'''

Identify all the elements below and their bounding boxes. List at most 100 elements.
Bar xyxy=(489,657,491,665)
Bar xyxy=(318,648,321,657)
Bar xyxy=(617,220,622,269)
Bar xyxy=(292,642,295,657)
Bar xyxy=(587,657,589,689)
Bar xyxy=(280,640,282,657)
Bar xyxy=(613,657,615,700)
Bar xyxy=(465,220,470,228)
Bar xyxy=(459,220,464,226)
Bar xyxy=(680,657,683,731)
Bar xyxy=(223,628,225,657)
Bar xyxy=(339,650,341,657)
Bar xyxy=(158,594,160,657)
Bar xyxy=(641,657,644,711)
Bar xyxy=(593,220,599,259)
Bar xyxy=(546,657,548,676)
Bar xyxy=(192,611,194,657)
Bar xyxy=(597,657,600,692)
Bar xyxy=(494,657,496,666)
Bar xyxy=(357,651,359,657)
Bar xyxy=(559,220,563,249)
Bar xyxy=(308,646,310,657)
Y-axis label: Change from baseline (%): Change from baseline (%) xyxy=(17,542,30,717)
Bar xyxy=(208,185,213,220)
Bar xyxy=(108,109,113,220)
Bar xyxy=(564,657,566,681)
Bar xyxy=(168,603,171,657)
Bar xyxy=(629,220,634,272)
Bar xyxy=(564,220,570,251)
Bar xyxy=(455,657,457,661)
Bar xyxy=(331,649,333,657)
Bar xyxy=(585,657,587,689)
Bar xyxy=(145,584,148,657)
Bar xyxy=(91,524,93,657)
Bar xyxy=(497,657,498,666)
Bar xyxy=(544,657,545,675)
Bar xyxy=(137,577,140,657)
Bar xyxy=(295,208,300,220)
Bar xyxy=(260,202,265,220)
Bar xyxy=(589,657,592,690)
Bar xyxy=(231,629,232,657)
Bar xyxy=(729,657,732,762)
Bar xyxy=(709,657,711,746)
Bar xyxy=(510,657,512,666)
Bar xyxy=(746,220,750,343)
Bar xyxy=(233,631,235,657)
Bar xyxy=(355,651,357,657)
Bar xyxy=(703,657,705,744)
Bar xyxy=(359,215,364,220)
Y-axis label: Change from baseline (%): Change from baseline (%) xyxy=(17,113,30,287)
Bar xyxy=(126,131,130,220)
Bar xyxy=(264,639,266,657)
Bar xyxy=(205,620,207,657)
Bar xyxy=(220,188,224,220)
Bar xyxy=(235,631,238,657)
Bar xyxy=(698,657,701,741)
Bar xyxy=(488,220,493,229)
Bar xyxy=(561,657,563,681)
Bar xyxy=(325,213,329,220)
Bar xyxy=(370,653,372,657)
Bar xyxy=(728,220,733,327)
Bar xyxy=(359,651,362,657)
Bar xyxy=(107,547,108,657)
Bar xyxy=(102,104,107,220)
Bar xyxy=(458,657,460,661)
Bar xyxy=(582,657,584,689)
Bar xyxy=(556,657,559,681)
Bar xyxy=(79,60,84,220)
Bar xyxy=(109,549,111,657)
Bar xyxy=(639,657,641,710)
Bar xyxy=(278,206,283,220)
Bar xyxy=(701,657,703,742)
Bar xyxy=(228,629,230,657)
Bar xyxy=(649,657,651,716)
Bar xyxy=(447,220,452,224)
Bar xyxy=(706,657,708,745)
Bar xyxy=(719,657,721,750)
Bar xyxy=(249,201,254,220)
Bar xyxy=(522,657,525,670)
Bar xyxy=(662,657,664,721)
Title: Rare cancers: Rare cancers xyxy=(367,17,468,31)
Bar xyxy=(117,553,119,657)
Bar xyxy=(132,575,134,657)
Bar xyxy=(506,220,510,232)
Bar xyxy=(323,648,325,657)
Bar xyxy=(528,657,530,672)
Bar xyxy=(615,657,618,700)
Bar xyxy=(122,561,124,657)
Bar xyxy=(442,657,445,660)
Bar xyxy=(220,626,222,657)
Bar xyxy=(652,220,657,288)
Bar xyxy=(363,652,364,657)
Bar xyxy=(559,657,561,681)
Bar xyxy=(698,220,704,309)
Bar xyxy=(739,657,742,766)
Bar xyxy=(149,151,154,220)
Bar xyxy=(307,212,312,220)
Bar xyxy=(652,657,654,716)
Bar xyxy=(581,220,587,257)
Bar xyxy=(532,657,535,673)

'''
'''

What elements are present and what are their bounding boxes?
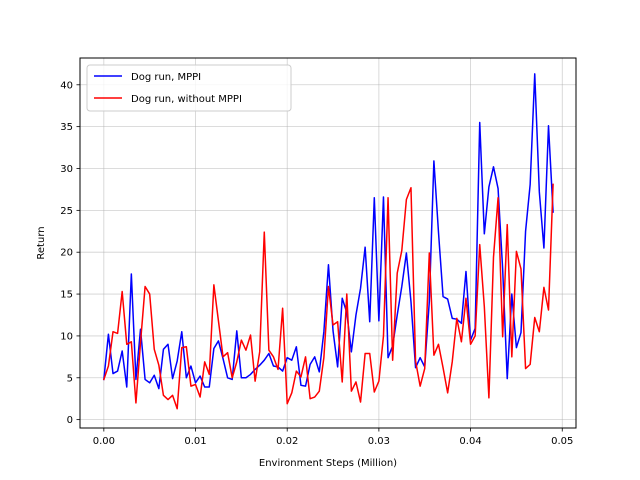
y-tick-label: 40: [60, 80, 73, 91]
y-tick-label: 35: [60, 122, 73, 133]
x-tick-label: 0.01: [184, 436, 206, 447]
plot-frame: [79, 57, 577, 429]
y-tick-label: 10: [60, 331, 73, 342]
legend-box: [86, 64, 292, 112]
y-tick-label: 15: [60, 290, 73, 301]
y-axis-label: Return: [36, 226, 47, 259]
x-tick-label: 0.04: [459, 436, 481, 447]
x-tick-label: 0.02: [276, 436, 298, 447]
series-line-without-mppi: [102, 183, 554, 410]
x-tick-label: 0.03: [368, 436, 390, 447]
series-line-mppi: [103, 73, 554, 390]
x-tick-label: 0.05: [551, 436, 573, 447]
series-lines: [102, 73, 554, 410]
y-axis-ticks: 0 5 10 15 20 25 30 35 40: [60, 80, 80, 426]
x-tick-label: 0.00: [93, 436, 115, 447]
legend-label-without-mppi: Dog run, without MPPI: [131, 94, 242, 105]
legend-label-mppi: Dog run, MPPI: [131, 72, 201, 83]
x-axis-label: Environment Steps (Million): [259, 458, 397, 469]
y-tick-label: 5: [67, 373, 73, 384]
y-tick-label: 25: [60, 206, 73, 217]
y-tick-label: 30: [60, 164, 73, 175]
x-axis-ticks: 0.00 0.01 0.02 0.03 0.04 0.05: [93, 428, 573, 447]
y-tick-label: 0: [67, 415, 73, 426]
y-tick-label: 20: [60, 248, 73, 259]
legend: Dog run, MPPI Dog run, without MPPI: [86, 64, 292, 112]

'''

GIVEN EXERCISE – Rewrite the entries starting at the line containing "Identify all the" and ending at the line containing "Bar xyxy=(559,220,563,249)", changing every "Bar" to "Column" and leaving everything else as it is. Return only those lines.

RESULT OF THE EXERCISE –
Identify all the elements below and their bounding boxes. List at most 100 elements.
Column xyxy=(489,657,491,665)
Column xyxy=(318,648,321,657)
Column xyxy=(617,220,622,269)
Column xyxy=(292,642,295,657)
Column xyxy=(587,657,589,689)
Column xyxy=(280,640,282,657)
Column xyxy=(613,657,615,700)
Column xyxy=(465,220,470,228)
Column xyxy=(459,220,464,226)
Column xyxy=(680,657,683,731)
Column xyxy=(223,628,225,657)
Column xyxy=(339,650,341,657)
Column xyxy=(158,594,160,657)
Column xyxy=(641,657,644,711)
Column xyxy=(593,220,599,259)
Column xyxy=(546,657,548,676)
Column xyxy=(192,611,194,657)
Column xyxy=(597,657,600,692)
Column xyxy=(494,657,496,666)
Column xyxy=(357,651,359,657)
Column xyxy=(559,220,563,249)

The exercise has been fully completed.